-- START --
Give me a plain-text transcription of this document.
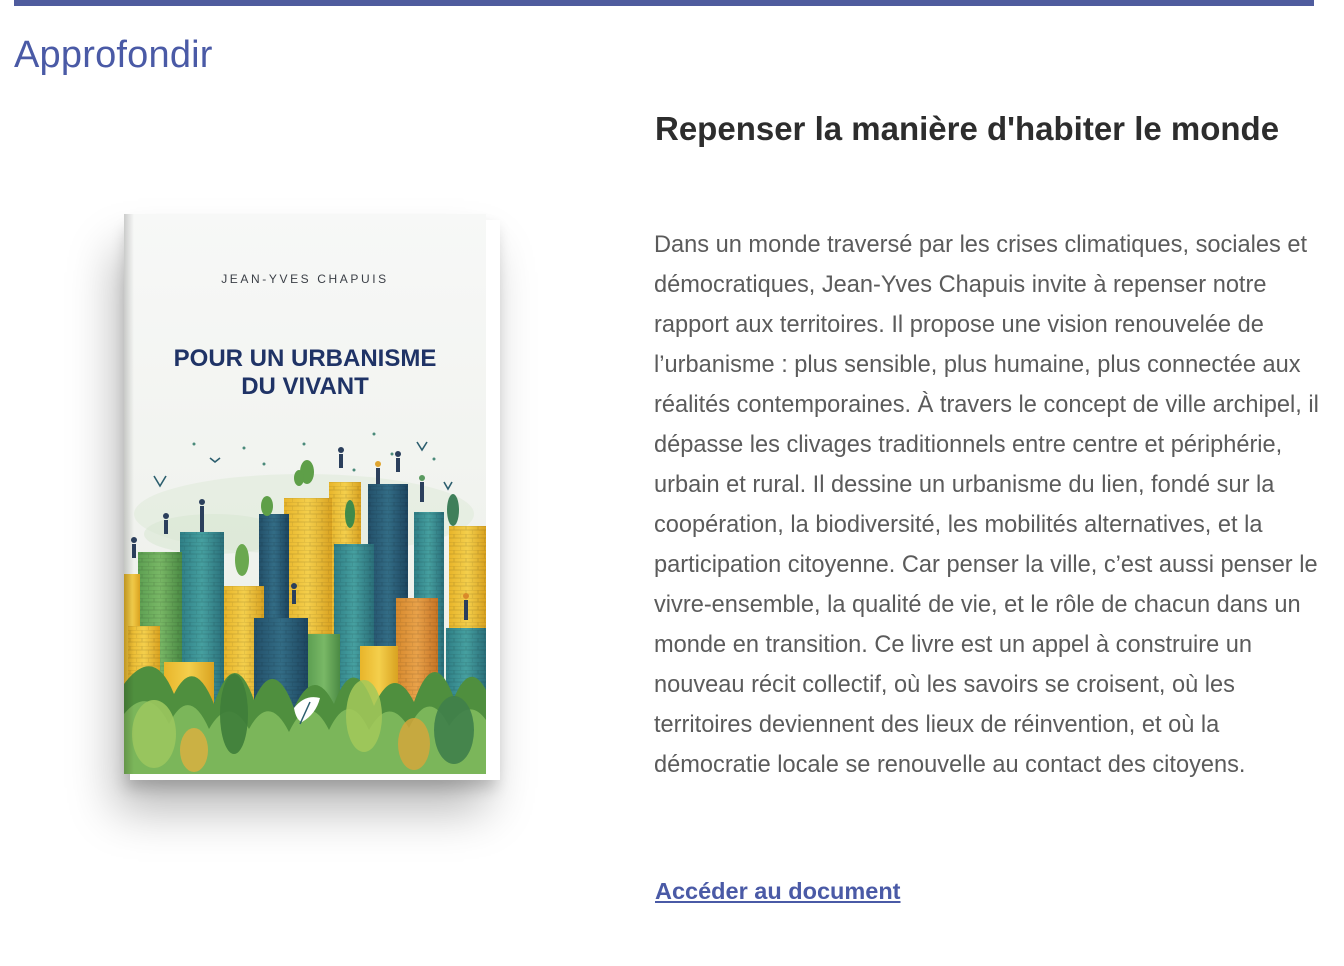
Approfondir
JEAN-YVES CHAPUIS
POUR UN URBANISME
DU VIVANT
Repenser la manière d'habiter le monde

Dans un monde traversé par les crises climatiques, sociales et démocratiques, Jean-Yves Chapuis invite à repenser notre rapport aux territoires. Il propose une vision renouvelée de l’urbanisme : plus sensible, plus humaine, plus connectée aux réalités contemporaines. À travers le concept de ville archipel, il dépasse les clivages traditionnels entre centre et périphérie, urbain et rural. Il dessine un urbanisme du lien, fondé sur la coopération, la biodiversité, les mobilités alternatives, et la participation citoyenne. Car penser la ville, c’est aussi penser le vivre-ensemble, la qualité de vie, et le rôle de chacun dans un monde en transition. Ce livre est un appel à construire un nouveau récit collectif, où les savoirs se croisent, où les territoires deviennent des lieux de réinvention, et où la démocratie locale se renouvelle au contact des citoyens.

Accéder au document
-- END --
## [What you are asked to do]
Select and copy every line of the material that holds the string "document".

## [Written solution]
Give me a plain-text transcription of this document.
Accéder au document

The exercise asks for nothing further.